_Required work:_ Look for the string "selected" and copy every line that has it.

_Material for this exercise:_
>> START
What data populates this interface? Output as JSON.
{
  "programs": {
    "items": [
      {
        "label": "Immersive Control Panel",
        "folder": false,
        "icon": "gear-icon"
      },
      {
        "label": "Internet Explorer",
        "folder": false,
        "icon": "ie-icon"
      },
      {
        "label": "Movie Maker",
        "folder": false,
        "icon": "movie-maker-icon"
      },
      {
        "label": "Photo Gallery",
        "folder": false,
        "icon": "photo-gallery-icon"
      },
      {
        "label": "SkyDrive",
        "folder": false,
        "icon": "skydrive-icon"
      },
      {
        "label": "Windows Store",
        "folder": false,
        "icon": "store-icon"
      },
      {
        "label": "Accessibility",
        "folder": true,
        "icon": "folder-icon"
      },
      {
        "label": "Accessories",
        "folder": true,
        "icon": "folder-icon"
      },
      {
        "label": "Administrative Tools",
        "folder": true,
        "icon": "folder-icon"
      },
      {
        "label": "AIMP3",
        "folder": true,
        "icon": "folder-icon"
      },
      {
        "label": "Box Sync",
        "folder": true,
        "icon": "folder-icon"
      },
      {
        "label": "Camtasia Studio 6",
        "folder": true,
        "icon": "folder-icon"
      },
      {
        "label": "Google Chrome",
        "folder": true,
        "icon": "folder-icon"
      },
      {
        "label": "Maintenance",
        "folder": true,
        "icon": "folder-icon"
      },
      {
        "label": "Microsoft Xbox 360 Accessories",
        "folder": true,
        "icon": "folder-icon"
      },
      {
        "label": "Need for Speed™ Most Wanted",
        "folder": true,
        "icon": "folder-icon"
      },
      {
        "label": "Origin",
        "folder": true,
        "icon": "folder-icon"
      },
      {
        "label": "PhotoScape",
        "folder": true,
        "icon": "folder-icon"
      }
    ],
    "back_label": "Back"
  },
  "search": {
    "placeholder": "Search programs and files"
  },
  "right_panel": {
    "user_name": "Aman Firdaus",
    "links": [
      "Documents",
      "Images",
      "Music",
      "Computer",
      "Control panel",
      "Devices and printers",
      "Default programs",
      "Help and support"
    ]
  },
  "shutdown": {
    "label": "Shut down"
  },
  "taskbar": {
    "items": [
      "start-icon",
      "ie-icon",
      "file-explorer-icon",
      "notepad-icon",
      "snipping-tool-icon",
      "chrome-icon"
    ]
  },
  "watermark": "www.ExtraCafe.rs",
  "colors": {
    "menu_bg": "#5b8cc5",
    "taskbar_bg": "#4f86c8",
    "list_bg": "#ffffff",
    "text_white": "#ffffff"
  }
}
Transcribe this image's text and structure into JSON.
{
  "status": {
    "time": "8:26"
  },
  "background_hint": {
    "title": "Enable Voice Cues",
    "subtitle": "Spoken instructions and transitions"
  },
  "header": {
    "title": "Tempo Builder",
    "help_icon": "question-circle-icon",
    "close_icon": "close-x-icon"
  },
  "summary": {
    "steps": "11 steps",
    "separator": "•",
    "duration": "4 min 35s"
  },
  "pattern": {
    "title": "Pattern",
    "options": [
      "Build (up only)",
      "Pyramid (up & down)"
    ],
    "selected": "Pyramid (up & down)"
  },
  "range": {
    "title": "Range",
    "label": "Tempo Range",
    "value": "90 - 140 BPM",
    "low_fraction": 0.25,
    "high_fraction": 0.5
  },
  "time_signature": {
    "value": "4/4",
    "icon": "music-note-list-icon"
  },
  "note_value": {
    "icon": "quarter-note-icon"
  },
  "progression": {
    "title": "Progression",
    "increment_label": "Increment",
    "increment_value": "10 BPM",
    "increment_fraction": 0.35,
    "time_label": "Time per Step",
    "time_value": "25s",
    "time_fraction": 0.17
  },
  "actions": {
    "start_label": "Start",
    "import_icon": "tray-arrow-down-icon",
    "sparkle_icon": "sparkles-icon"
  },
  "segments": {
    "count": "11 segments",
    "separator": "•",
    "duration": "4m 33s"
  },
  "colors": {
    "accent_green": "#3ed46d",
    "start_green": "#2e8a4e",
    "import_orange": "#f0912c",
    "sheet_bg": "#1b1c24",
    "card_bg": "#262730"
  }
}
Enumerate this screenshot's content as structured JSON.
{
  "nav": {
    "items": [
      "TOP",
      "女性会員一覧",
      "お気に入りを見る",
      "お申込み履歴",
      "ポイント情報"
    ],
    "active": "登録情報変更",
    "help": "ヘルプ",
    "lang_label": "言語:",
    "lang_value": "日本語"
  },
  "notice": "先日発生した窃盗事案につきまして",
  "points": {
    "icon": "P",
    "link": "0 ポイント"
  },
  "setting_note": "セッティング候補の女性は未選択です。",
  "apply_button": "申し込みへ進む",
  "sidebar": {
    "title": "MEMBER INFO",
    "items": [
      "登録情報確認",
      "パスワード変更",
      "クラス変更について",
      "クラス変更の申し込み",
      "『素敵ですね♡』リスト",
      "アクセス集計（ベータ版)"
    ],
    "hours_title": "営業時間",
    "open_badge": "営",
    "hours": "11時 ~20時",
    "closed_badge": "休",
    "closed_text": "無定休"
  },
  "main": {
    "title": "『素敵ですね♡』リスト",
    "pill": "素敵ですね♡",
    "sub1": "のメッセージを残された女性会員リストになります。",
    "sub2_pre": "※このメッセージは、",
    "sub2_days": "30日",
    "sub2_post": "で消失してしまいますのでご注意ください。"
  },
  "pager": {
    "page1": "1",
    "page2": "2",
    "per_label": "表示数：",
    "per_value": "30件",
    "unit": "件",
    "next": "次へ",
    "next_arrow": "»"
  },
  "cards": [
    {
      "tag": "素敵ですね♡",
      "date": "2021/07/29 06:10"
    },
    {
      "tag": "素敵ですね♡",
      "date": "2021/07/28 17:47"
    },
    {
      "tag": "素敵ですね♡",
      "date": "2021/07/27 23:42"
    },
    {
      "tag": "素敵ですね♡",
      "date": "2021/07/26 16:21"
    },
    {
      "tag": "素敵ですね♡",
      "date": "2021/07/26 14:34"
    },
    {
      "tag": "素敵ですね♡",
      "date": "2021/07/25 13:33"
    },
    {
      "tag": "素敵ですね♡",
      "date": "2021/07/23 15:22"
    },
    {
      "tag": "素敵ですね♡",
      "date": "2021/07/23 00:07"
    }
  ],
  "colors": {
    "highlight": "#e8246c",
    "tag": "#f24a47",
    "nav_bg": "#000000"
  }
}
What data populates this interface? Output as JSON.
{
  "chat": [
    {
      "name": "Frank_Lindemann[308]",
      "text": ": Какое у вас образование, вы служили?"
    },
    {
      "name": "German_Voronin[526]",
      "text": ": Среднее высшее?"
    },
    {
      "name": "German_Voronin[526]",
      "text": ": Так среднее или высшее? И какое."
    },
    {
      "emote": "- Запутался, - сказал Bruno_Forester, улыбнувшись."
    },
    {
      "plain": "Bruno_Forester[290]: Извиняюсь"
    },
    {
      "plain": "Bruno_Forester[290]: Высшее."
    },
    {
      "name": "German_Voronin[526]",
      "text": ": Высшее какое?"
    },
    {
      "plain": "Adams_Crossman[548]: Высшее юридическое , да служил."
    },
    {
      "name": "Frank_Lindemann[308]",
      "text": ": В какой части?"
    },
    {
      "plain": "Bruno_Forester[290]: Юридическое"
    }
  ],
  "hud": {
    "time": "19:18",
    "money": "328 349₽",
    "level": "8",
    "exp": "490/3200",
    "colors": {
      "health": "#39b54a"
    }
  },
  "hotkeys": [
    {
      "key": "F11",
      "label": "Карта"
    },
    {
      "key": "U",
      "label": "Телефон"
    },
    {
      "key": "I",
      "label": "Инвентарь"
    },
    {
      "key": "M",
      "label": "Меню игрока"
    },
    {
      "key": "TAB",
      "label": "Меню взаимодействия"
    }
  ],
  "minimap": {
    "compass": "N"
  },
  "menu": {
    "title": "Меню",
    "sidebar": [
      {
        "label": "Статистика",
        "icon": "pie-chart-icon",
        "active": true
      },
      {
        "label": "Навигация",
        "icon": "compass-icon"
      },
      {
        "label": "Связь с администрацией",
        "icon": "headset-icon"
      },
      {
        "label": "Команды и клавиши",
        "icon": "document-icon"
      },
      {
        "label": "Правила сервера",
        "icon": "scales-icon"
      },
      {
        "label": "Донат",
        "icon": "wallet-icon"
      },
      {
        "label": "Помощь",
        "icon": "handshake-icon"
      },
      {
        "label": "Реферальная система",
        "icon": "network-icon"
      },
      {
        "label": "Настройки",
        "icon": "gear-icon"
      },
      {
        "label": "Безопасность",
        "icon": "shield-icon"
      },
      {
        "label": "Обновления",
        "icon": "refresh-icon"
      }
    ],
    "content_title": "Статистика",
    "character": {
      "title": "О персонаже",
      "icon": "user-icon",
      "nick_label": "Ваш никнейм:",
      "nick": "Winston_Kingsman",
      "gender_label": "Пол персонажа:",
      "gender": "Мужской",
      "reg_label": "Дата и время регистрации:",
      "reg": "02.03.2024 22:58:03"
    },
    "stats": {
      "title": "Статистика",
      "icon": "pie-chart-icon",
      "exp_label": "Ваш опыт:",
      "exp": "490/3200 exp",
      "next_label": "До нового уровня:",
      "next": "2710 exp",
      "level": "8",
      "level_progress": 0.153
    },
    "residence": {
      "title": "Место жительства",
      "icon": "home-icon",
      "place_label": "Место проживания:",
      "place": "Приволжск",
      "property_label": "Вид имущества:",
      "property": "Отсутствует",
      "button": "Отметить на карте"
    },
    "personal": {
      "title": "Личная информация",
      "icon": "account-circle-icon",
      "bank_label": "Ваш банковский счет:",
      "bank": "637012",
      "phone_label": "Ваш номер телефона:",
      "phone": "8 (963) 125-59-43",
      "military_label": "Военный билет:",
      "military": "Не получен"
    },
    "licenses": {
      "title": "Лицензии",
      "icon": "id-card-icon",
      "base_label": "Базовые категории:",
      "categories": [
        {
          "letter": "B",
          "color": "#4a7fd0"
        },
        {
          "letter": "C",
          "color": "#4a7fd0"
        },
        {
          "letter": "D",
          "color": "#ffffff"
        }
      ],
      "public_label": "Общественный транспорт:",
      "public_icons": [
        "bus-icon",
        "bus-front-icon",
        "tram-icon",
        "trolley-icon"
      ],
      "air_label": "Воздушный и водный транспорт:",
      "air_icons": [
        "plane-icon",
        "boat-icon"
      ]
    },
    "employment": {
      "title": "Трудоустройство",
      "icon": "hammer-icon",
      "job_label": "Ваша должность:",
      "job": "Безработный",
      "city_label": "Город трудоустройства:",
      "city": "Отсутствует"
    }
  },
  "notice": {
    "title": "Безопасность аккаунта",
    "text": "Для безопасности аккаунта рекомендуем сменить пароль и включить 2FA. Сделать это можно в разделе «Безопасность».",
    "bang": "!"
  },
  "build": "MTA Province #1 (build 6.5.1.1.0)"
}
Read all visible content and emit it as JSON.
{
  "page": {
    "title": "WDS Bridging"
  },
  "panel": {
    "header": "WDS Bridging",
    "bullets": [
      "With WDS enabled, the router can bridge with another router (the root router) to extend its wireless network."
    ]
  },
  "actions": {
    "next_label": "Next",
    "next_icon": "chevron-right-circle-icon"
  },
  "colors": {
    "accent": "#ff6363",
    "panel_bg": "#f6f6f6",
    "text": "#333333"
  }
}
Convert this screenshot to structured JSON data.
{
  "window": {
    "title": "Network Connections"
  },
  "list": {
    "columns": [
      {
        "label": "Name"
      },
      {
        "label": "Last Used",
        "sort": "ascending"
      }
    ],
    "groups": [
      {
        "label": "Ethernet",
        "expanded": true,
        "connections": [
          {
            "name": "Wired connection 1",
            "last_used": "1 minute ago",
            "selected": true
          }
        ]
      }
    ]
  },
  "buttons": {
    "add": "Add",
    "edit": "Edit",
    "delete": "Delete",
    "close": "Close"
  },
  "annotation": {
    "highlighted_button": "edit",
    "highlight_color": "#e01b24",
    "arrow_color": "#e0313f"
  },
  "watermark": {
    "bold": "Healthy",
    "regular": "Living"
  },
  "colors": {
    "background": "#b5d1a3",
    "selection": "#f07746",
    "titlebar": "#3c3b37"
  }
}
>> END
_Final answer:_
    "selected": "Pyramid (up & down)"
            "selected": true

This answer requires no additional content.